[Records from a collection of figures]
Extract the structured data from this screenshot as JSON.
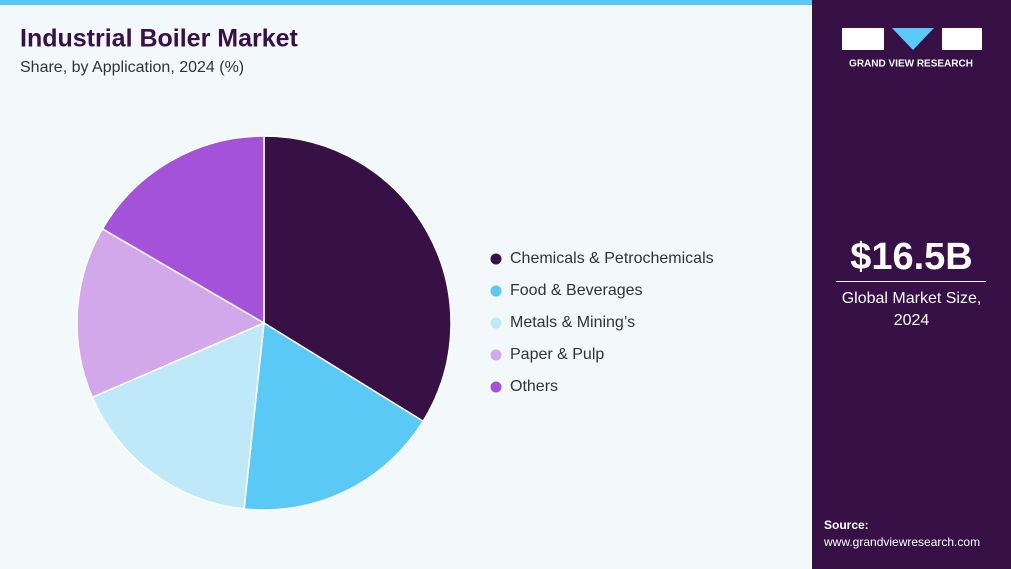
{
  "chart_data": {
    "type": "pie",
    "title": "Industrial Boiler Market",
    "subtitle": "Share, by Application, 2024 (%)",
    "categories": [
      "Chemicals & Petrochemicals",
      "Food & Beverages",
      "Metals & Mining’s",
      "Paper & Pulp",
      "Others"
    ],
    "values": [
      33.8,
      17.9,
      16.8,
      14.9,
      16.6
    ],
    "colors": [
      "#371146",
      "#5bc9f5",
      "#bfe9f8",
      "#d3a8ea",
      "#a452da"
    ]
  },
  "sidebar": {
    "brand": "GRAND VIEW RESEARCH",
    "market_size": "$16.5B",
    "market_size_label": "Global Market Size, 2024",
    "source_label": "Source:",
    "source_url": "www.grandviewresearch.com"
  }
}
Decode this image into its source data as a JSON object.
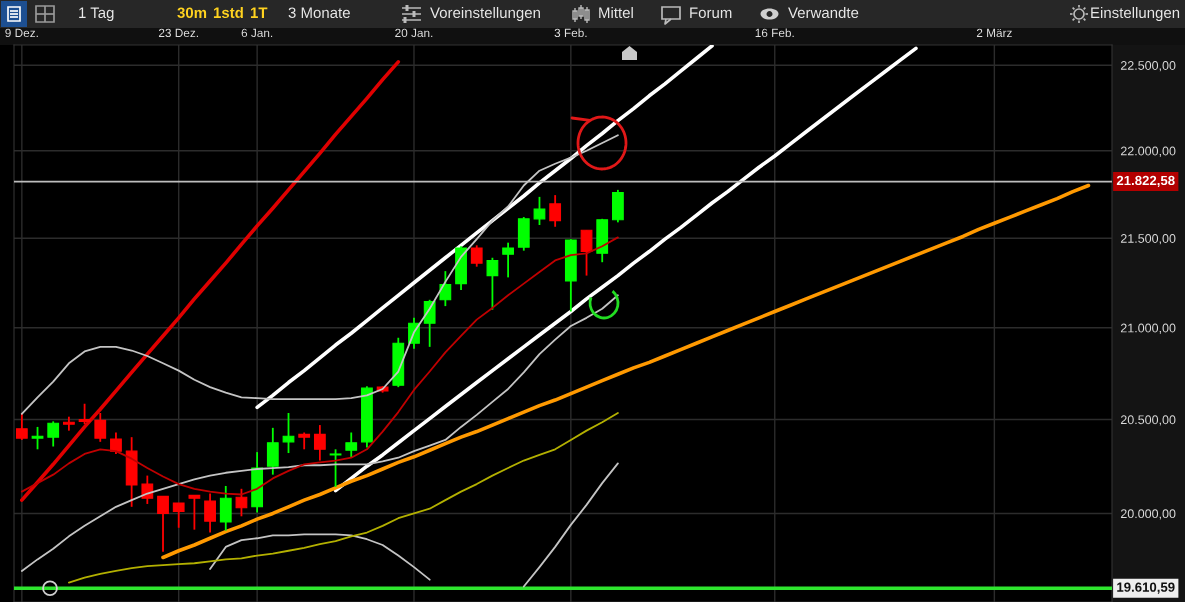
{
  "chart_data": {
    "type": "candlestick",
    "categories": [
      "9 Dez.",
      null,
      null,
      null,
      null,
      null,
      null,
      null,
      null,
      null,
      "23 Dez.",
      null,
      null,
      null,
      null,
      "6 Jan.",
      null,
      null,
      null,
      null,
      null,
      null,
      null,
      null,
      null,
      "20 Jan.",
      null,
      null,
      null,
      null,
      null,
      null,
      null,
      null,
      null,
      "3 Feb.",
      null,
      null,
      null,
      null,
      null,
      null,
      null,
      null,
      null,
      null,
      null,
      null,
      "16 Feb.",
      null,
      null,
      null,
      null,
      null,
      null,
      null,
      null,
      null,
      null,
      null,
      null,
      null,
      "2 März",
      null,
      null,
      null,
      null,
      null,
      null,
      null
    ],
    "ohlc": [
      [
        20450,
        20535,
        20390,
        20400
      ],
      [
        20400,
        20460,
        20340,
        20410
      ],
      [
        20405,
        20490,
        20355,
        20480
      ],
      [
        20485,
        20515,
        20440,
        20475
      ],
      [
        20500,
        20585,
        20475,
        20490
      ],
      [
        20495,
        20535,
        20380,
        20400
      ],
      [
        20395,
        20430,
        20315,
        20330
      ],
      [
        20330,
        20405,
        20035,
        20150
      ],
      [
        20155,
        20200,
        20050,
        20080
      ],
      [
        20090,
        20090,
        19800,
        20000
      ],
      [
        20055,
        20055,
        19925,
        20010
      ],
      [
        20095,
        20095,
        19915,
        20080
      ],
      [
        20065,
        20105,
        19900,
        19960
      ],
      [
        19955,
        20145,
        19910,
        20080
      ],
      [
        20085,
        20130,
        19985,
        20030
      ],
      [
        20035,
        20325,
        20005,
        20240
      ],
      [
        20250,
        20455,
        20205,
        20375
      ],
      [
        20380,
        20535,
        20320,
        20410
      ],
      [
        20420,
        20430,
        20340,
        20405
      ],
      [
        20420,
        20470,
        20280,
        20340
      ],
      [
        20310,
        20340,
        20140,
        20315
      ],
      [
        20335,
        20430,
        20295,
        20375
      ],
      [
        20380,
        20680,
        20350,
        20670
      ],
      [
        20675,
        20680,
        20645,
        20655
      ],
      [
        20685,
        20945,
        20675,
        20915
      ],
      [
        20915,
        21055,
        20885,
        21025
      ],
      [
        21025,
        21155,
        20895,
        21145
      ],
      [
        21155,
        21315,
        21120,
        21240
      ],
      [
        21245,
        21455,
        21210,
        21445
      ],
      [
        21445,
        21460,
        21340,
        21360
      ],
      [
        21290,
        21390,
        21100,
        21375
      ],
      [
        21410,
        21475,
        21280,
        21445
      ],
      [
        21450,
        21620,
        21430,
        21610
      ],
      [
        21610,
        21735,
        21575,
        21665
      ],
      [
        21695,
        21745,
        21565,
        21600
      ],
      [
        21260,
        21495,
        21090,
        21490
      ],
      [
        21545,
        21545,
        21290,
        21425
      ],
      [
        21415,
        21610,
        21365,
        21605
      ],
      [
        21605,
        21775,
        21590,
        21760
      ],
      null,
      null,
      null,
      null,
      null,
      null,
      null,
      null,
      null,
      null,
      null,
      null,
      null,
      null,
      null,
      null,
      null,
      null,
      null,
      null,
      null,
      null,
      null,
      null,
      null,
      null,
      null,
      null,
      null,
      null,
      null
    ],
    "colors": [
      "#ff0000",
      "#00ff00",
      "#00ff00",
      "#ff0000",
      "#ff0000",
      "#ff0000",
      "#ff0000",
      "#ff0000",
      "#ff0000",
      "#ff0000",
      "#ff0000",
      "#ff0000",
      "#ff0000",
      "#00ff00",
      "#ff0000",
      "#00ff00",
      "#00ff00",
      "#00ff00",
      "#ff0000",
      "#ff0000",
      "#00ff00",
      "#00ff00",
      "#00ff00",
      "#ff0000",
      "#00ff00",
      "#00ff00",
      "#00ff00",
      "#00ff00",
      "#00ff00",
      "#ff0000",
      "#00ff00",
      "#00ff00",
      "#00ff00",
      "#00ff00",
      "#ff0000",
      "#00ff00",
      "#ff0000",
      "#00ff00",
      "#00ff00",
      null,
      null,
      null,
      null,
      null,
      null,
      null,
      null,
      null,
      null,
      null,
      null,
      null,
      null,
      null,
      null,
      null,
      null,
      null,
      null,
      null,
      null,
      null,
      null,
      null,
      null,
      null,
      null,
      null,
      null,
      null
    ],
    "series": [
      {
        "type": "line",
        "color": "#c4c4c4",
        "values": [
          20530,
          20620,
          20705,
          20805,
          20870,
          20895,
          20895,
          20875,
          20845,
          20805,
          20765,
          20715,
          20675,
          20645,
          20620,
          20615,
          20610,
          20610,
          20610,
          20610,
          20610,
          20615,
          20630,
          20665,
          20760,
          20975,
          21105,
          21255,
          21395,
          21495,
          21600,
          21680,
          21800,
          21885,
          21925,
          21960,
          22000,
          22045,
          22090,
          null,
          null,
          null,
          null,
          null,
          null,
          null,
          null,
          null,
          null,
          null,
          null,
          null,
          null,
          null,
          null,
          null,
          null,
          null,
          null,
          null,
          null,
          null,
          null,
          null,
          null,
          null,
          null,
          null,
          null,
          null
        ]
      },
      {
        "type": "line",
        "color": "#c4c4c4",
        "values": [
          19700,
          19760,
          19815,
          19880,
          19935,
          19985,
          20035,
          20070,
          20105,
          20130,
          20155,
          20180,
          20200,
          20215,
          20225,
          20235,
          20240,
          20245,
          20255,
          20255,
          20260,
          20260,
          20260,
          20275,
          20295,
          20330,
          20360,
          20390,
          20460,
          20525,
          20595,
          20665,
          20755,
          20855,
          20935,
          21010,
          21055,
          21105,
          21180,
          null,
          null,
          null,
          null,
          null,
          null,
          null,
          null,
          null,
          null,
          null,
          null,
          null,
          null,
          null,
          null,
          null,
          null,
          null,
          null,
          null,
          null,
          null,
          null,
          null,
          null,
          null,
          null,
          null,
          null,
          null
        ]
      },
      {
        "type": "line",
        "color": "#c4c4c4",
        "values": [
          null,
          null,
          null,
          null,
          null,
          null,
          null,
          null,
          null,
          null,
          null,
          null,
          19710,
          19825,
          19860,
          19870,
          19885,
          19885,
          19890,
          19890,
          19890,
          19885,
          19865,
          19835,
          19780,
          19720,
          19655,
          null,
          null,
          null,
          null,
          null,
          19620,
          19720,
          19825,
          19940,
          20045,
          20160,
          20265,
          null,
          null,
          null,
          null,
          null,
          null,
          null,
          null,
          null,
          null,
          null,
          null,
          null,
          null,
          null,
          null,
          null,
          null,
          null,
          null,
          null,
          null,
          null,
          null,
          null,
          null,
          null,
          null,
          null,
          null,
          null
        ]
      },
      {
        "type": "line",
        "color": "#c00000",
        "values": [
          20115,
          20160,
          20205,
          20265,
          20315,
          20340,
          20330,
          20290,
          20240,
          20195,
          20155,
          20130,
          20115,
          20105,
          20100,
          20130,
          20185,
          20225,
          20260,
          20270,
          20280,
          20295,
          20340,
          20435,
          20540,
          20660,
          20760,
          20865,
          20955,
          21045,
          21110,
          21180,
          21245,
          21310,
          21375,
          21405,
          21415,
          21455,
          21505,
          null,
          null,
          null,
          null,
          null,
          null,
          null,
          null,
          null,
          null,
          null,
          null,
          null,
          null,
          null,
          null,
          null,
          null,
          null,
          null,
          null,
          null,
          null,
          null,
          null,
          null,
          null,
          null,
          null,
          null,
          null
        ]
      },
      {
        "type": "line",
        "color": "#b3b000",
        "values": [
          null,
          null,
          null,
          19640,
          19665,
          19685,
          19700,
          19715,
          19725,
          19730,
          19735,
          19740,
          19750,
          19760,
          19765,
          19780,
          19790,
          19805,
          19820,
          19840,
          19855,
          19880,
          19900,
          19935,
          19975,
          20000,
          20025,
          20070,
          20115,
          20155,
          20200,
          20240,
          20280,
          20310,
          20340,
          20390,
          20440,
          20485,
          20535,
          null,
          null,
          null,
          null,
          null,
          null,
          null,
          null,
          null,
          null,
          null,
          null,
          null,
          null,
          null,
          null,
          null,
          null,
          null,
          null,
          null,
          null,
          null,
          null,
          null,
          null,
          null,
          null,
          null,
          null,
          null
        ]
      },
      {
        "type": "line",
        "color": "#e00000",
        "values": [
          20070,
          20165,
          20260,
          20360,
          20460,
          20555,
          20655,
          20755,
          20855,
          20955,
          21055,
          21160,
          21260,
          21360,
          21465,
          21570,
          21670,
          21775,
          21880,
          21985,
          22095,
          22200,
          22305,
          22415,
          22520,
          null,
          null,
          null,
          null,
          null,
          null,
          null,
          null,
          null,
          null,
          null,
          null,
          null,
          null,
          null,
          null,
          null,
          null,
          null,
          null,
          null,
          null,
          null,
          null,
          null,
          null,
          null,
          null,
          null,
          null,
          null,
          null,
          null,
          null,
          null,
          null,
          null,
          null,
          null,
          null,
          null,
          null,
          null,
          null,
          null
        ]
      },
      {
        "type": "line",
        "color": "#ffffff",
        "values": [
          null,
          null,
          null,
          null,
          null,
          null,
          null,
          null,
          null,
          null,
          null,
          null,
          null,
          null,
          null,
          20565,
          20630,
          20700,
          20765,
          20835,
          20905,
          20970,
          21040,
          21110,
          21180,
          21250,
          21320,
          21390,
          21460,
          21530,
          21600,
          21670,
          21740,
          21815,
          21885,
          21955,
          22030,
          22100,
          22175,
          22245,
          22320,
          22390,
          22465,
          22540,
          22615,
          null,
          null,
          null,
          null,
          null,
          null,
          null,
          null,
          null,
          null,
          null,
          null,
          null,
          null,
          null,
          null,
          null,
          null,
          null,
          null,
          null,
          null,
          null,
          null,
          null
        ]
      },
      {
        "type": "line",
        "color": "#ffffff",
        "values": [
          null,
          null,
          null,
          null,
          null,
          null,
          null,
          null,
          null,
          null,
          null,
          null,
          null,
          null,
          null,
          null,
          null,
          null,
          null,
          null,
          20120,
          20185,
          20250,
          20310,
          20375,
          20440,
          20505,
          20570,
          20635,
          20700,
          20765,
          20830,
          20895,
          20960,
          21025,
          21090,
          21160,
          21225,
          21290,
          21360,
          21425,
          21495,
          21560,
          21630,
          21700,
          21765,
          21835,
          21905,
          21970,
          22040,
          22110,
          22180,
          22250,
          22320,
          22390,
          22460,
          22530,
          22600,
          null,
          null,
          null,
          null,
          null,
          null,
          null,
          null,
          null,
          null,
          null,
          null
        ]
      },
      {
        "type": "line",
        "color": "#ff9900",
        "values": [
          null,
          null,
          null,
          null,
          null,
          null,
          null,
          null,
          null,
          19770,
          19805,
          19835,
          19870,
          19905,
          19935,
          19970,
          20000,
          20035,
          20070,
          20100,
          20135,
          20170,
          20200,
          20235,
          20270,
          20300,
          20335,
          20370,
          20405,
          20435,
          20470,
          20505,
          20540,
          20575,
          20605,
          20640,
          20675,
          20710,
          20745,
          20780,
          20810,
          20845,
          20880,
          20915,
          20950,
          20985,
          21020,
          21055,
          21090,
          21125,
          21160,
          21195,
          21230,
          21265,
          21300,
          21335,
          21370,
          21405,
          21440,
          21475,
          21510,
          21550,
          21585,
          21620,
          21655,
          21690,
          21725,
          21765,
          21800,
          null
        ]
      }
    ],
    "ylim": [
      19540,
      22620
    ],
    "yticks": [
      {
        "value": 20000,
        "label": "20.000,00"
      },
      {
        "value": 20500,
        "label": "20.500,00"
      },
      {
        "value": 21000,
        "label": "21.000,00"
      },
      {
        "value": 21500,
        "label": "21.500,00"
      },
      {
        "value": 22000,
        "label": "22.000,00"
      },
      {
        "value": 22500,
        "label": "22.500,00"
      }
    ],
    "log": "y",
    "grid": true,
    "ref_lines": [
      {
        "axis": "y",
        "value": 21822.58,
        "label": "21.822,58",
        "color": "#bdbdbd"
      },
      {
        "axis": "y",
        "value": 19610.59,
        "label": "19.610,59",
        "color": "#2ee62e"
      }
    ],
    "annotations": [
      "1 Tag",
      "30m",
      "1std",
      "1T",
      "3 Monate",
      "Voreinstellungen",
      "Mittel",
      "Forum",
      "Verwandte",
      "Einstellungen"
    ]
  }
}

Objective:
Give only the number of lines in the entries above that hold the string "JSON".

Finished answer:
2